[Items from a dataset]
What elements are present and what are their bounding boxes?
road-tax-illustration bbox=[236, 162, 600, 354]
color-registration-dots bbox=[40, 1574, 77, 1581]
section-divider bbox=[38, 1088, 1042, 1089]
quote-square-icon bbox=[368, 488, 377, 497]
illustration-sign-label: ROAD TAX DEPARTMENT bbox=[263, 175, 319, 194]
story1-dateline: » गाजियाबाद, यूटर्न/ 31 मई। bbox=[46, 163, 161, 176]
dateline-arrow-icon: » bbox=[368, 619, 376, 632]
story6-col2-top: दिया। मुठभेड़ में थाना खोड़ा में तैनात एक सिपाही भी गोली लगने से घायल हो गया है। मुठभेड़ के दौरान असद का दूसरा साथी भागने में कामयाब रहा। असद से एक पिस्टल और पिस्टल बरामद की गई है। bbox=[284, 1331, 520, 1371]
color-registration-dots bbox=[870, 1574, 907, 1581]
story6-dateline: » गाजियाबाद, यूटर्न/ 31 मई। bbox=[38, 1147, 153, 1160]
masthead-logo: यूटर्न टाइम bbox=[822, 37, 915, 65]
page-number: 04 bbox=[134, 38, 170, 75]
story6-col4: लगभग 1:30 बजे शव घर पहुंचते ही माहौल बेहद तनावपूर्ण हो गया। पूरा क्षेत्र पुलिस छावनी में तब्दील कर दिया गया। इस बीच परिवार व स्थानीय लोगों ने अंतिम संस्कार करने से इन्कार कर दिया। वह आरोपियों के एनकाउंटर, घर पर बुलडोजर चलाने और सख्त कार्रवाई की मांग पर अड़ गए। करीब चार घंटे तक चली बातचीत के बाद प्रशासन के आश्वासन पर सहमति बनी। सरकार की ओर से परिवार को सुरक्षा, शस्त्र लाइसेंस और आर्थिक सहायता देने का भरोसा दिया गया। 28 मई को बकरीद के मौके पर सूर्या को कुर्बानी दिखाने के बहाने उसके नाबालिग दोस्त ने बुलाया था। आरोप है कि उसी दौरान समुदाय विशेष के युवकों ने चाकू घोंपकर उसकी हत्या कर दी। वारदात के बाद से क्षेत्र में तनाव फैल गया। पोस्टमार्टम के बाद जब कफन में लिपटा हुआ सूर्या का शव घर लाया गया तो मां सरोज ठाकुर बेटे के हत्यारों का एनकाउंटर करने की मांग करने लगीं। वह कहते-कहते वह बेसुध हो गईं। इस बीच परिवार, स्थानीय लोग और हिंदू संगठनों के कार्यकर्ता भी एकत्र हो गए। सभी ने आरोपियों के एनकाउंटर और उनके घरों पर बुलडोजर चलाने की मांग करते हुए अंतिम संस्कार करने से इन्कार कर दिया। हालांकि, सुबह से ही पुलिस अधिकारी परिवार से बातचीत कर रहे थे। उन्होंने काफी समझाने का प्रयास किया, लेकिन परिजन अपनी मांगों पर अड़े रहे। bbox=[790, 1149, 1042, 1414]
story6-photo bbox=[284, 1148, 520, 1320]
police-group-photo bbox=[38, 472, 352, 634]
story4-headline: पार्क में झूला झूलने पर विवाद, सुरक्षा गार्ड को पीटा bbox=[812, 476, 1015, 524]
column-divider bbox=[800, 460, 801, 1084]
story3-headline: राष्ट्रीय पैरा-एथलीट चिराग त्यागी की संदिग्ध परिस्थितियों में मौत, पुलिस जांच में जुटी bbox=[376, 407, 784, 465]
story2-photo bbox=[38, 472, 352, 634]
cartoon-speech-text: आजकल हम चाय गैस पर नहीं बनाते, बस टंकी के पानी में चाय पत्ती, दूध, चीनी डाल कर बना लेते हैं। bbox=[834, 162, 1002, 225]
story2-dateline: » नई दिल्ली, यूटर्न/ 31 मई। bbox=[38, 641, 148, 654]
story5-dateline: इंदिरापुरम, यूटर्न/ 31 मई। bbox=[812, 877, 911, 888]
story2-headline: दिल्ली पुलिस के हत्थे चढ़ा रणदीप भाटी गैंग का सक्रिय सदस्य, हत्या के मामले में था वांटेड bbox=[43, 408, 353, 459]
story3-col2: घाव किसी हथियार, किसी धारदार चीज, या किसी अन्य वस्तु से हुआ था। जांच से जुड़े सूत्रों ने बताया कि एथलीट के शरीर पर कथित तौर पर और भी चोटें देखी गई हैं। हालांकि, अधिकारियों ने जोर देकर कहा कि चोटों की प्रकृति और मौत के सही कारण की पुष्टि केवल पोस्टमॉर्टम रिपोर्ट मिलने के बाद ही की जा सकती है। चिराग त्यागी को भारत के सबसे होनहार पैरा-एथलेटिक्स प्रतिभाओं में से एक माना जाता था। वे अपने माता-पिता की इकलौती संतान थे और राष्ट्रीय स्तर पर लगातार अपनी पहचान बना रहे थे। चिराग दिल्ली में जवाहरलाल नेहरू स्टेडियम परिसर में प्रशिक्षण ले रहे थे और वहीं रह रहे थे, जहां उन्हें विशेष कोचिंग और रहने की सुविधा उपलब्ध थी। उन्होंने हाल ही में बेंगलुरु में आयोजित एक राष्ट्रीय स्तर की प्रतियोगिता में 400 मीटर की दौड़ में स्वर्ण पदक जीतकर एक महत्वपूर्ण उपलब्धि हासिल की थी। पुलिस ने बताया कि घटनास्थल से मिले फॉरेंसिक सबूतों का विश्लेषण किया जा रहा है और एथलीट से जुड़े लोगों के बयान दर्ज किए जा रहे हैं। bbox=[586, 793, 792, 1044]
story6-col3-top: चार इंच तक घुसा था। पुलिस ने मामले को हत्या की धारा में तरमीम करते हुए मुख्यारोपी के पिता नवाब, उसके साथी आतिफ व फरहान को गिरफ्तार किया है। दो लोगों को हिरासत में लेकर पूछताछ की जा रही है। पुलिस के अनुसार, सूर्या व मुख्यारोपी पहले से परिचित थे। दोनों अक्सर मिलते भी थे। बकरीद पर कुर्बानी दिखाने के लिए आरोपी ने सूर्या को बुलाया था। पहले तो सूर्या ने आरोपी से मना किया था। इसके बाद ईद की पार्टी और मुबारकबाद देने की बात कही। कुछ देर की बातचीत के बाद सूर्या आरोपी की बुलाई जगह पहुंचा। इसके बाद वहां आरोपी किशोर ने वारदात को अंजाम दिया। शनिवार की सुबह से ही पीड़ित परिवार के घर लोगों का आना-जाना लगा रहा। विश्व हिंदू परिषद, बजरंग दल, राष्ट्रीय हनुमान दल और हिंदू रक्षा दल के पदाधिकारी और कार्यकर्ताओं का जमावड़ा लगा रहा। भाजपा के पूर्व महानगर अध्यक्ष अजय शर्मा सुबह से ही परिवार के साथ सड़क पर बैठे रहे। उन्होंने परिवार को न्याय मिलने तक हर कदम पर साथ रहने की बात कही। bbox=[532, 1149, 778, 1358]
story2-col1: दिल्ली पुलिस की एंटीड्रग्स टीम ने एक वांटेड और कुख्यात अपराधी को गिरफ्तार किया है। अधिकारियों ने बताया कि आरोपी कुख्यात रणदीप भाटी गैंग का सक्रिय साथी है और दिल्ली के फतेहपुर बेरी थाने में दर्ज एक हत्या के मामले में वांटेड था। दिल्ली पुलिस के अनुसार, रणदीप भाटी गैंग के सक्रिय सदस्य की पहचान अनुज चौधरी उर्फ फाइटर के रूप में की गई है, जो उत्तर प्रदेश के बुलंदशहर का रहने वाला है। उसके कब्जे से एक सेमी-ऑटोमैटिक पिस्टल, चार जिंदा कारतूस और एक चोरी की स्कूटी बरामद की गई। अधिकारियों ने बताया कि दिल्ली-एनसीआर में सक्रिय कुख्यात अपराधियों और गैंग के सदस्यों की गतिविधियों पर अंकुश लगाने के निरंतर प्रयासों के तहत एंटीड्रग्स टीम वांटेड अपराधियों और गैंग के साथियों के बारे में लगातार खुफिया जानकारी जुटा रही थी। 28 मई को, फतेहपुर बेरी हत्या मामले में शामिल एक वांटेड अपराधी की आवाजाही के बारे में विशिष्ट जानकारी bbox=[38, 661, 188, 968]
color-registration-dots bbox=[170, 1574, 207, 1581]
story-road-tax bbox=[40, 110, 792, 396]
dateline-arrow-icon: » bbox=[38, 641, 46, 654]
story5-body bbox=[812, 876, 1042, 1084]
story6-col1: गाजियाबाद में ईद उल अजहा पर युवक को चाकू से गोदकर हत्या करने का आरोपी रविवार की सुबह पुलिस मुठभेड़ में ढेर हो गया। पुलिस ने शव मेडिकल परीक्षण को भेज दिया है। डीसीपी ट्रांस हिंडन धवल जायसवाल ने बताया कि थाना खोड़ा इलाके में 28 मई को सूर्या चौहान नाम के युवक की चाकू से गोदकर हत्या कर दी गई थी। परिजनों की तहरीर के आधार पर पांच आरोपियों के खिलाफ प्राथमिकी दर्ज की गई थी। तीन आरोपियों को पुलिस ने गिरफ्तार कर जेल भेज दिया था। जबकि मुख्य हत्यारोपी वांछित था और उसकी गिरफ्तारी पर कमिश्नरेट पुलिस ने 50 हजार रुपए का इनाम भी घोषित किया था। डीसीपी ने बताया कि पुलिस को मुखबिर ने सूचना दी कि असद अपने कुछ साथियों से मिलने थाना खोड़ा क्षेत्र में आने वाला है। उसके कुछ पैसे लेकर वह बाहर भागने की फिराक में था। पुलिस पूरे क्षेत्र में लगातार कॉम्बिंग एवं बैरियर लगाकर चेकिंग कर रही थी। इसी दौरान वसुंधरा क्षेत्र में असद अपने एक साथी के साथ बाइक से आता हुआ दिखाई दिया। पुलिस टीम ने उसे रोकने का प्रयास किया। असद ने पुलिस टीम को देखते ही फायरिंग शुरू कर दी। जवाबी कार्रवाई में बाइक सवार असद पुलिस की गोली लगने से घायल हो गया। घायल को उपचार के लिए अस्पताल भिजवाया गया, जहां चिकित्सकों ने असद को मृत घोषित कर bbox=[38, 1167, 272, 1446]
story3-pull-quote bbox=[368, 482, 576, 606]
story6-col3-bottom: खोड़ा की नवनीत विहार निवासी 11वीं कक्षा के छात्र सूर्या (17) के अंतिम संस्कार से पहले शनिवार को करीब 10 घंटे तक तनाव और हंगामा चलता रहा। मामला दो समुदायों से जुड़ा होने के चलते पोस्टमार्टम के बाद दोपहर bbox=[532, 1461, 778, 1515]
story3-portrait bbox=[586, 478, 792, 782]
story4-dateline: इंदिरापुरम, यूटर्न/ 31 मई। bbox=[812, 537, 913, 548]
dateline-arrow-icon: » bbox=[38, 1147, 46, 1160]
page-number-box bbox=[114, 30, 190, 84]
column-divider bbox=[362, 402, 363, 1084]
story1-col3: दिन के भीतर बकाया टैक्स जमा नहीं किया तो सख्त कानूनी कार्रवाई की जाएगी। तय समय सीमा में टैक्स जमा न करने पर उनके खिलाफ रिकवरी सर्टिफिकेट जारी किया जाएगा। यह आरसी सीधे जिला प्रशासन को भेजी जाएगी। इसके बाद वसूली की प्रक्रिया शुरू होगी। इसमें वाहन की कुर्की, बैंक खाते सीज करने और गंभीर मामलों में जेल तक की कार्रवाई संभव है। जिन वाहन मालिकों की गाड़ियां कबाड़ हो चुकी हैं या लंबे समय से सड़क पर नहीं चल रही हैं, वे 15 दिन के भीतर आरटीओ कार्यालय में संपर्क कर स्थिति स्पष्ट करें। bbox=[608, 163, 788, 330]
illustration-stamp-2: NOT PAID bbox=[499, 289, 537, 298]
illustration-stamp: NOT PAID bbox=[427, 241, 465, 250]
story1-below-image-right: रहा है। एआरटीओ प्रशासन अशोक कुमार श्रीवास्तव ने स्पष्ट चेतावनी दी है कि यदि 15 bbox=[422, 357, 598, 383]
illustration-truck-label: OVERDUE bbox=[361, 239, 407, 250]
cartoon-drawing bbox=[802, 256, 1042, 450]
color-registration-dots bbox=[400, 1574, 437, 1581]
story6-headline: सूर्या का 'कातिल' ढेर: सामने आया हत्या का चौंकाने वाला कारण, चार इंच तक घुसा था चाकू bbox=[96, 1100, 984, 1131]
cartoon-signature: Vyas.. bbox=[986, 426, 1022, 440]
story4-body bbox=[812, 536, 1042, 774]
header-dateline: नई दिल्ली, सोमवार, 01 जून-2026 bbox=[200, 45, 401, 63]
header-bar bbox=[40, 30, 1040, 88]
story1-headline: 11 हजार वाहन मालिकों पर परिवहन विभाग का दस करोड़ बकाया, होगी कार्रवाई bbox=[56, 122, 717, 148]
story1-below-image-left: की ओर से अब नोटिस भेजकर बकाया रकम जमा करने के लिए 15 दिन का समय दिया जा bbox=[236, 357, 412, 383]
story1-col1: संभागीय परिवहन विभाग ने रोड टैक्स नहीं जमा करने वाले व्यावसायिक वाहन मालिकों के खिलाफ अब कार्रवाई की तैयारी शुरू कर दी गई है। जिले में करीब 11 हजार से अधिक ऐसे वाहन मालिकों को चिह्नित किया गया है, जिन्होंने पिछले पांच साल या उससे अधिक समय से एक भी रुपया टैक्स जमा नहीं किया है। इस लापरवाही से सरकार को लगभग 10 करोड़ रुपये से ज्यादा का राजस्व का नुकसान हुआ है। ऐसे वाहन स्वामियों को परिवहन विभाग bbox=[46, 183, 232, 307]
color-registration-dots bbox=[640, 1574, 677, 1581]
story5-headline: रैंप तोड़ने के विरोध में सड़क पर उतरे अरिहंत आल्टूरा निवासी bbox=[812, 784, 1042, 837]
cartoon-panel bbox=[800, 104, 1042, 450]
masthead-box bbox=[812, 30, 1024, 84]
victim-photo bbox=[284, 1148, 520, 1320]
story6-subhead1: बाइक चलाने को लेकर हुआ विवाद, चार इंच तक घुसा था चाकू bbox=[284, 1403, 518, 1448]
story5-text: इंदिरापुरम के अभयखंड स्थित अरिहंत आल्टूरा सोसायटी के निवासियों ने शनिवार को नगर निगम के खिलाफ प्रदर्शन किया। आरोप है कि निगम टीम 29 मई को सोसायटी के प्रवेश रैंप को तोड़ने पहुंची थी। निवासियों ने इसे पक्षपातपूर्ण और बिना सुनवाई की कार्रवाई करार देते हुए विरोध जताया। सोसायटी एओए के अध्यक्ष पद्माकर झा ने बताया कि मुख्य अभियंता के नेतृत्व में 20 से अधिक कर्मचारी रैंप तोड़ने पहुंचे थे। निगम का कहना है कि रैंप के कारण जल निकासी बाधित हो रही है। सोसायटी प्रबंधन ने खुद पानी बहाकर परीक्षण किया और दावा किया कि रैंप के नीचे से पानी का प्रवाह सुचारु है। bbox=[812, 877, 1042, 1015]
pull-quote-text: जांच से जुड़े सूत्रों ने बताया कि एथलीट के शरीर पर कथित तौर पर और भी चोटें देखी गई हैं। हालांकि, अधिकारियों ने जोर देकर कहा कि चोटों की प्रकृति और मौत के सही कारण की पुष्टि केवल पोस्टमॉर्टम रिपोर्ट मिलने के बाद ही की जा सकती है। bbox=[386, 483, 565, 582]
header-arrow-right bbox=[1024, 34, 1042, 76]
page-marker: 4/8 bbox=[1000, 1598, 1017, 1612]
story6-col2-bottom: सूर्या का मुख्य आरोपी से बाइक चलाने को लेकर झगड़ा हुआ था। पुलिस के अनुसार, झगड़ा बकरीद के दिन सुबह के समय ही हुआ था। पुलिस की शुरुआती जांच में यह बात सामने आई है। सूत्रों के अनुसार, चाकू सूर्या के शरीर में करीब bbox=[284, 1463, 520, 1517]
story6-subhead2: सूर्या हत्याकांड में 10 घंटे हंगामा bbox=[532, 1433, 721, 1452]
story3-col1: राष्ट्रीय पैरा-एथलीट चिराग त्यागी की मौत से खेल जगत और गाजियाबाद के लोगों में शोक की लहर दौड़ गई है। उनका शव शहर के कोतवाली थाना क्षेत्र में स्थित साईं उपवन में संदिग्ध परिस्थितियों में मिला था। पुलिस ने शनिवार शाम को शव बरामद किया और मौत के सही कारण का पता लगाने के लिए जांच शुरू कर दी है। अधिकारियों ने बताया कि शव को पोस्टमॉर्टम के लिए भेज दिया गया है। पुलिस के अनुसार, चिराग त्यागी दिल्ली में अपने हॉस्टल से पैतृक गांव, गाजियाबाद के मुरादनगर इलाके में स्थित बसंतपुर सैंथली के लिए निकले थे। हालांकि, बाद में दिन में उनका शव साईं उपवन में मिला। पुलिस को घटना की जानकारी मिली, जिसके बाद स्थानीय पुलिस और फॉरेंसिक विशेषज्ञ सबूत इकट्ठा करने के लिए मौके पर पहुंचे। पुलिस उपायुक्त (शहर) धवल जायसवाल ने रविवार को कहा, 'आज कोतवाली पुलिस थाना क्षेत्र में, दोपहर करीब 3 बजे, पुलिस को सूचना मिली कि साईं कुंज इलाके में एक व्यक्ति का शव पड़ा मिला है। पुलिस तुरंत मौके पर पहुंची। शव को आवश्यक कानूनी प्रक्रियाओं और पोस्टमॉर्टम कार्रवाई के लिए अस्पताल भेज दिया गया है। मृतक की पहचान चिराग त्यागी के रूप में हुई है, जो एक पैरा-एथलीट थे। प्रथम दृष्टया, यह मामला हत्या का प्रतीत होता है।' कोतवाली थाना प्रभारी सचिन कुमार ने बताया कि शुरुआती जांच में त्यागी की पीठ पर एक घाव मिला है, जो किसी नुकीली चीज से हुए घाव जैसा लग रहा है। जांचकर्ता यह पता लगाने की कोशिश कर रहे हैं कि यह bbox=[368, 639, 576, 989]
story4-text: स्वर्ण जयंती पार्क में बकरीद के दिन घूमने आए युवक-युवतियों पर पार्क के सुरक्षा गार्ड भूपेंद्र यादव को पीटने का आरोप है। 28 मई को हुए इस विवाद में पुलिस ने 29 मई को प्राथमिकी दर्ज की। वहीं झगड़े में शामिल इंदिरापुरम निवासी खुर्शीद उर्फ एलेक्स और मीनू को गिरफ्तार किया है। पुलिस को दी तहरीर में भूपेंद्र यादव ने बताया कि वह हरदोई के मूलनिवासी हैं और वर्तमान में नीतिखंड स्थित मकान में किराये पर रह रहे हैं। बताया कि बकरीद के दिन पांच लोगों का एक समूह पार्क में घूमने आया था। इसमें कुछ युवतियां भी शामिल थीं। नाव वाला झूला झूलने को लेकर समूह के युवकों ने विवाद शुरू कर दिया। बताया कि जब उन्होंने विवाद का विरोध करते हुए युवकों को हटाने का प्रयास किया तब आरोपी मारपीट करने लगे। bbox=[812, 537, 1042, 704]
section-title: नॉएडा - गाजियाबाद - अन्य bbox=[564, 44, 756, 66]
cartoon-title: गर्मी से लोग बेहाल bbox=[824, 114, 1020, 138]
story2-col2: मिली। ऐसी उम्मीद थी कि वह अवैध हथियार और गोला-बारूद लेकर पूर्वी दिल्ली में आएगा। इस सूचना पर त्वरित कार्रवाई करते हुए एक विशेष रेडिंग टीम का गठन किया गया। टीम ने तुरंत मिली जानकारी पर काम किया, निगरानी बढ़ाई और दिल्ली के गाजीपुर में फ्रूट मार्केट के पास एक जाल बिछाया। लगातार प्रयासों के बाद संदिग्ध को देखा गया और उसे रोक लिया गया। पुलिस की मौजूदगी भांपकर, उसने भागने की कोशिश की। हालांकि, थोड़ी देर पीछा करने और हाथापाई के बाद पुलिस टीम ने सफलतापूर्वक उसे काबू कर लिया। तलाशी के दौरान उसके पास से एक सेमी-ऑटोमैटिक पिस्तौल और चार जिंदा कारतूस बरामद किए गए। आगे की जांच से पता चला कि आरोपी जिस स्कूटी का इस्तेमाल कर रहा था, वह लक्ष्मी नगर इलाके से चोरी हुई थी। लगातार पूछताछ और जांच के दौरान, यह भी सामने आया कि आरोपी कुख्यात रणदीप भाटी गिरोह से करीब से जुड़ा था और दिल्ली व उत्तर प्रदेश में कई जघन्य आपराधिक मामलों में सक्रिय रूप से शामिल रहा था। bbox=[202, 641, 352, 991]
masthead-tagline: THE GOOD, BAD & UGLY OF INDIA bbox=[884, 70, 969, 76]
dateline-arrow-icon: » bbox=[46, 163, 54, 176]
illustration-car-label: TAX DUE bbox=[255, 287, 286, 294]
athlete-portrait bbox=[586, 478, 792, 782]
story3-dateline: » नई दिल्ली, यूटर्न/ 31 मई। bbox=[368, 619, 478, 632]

[Problem details] Gather each line above that includes the string "below" and copy those lines out.

[Finished task]
story1-below-image-right: रहा है। एआरटीओ प्रशासन अशोक कुमार श्रीवास्तव ने स्पष्ट चेतावनी दी है कि यदि 15 bbox=[422, 357, 598, 383]
story1-below-image-left: की ओर से अब नोटिस भेजकर बकाया रकम जमा करने के लिए 15 दिन का समय दिया जा bbox=[236, 357, 412, 383]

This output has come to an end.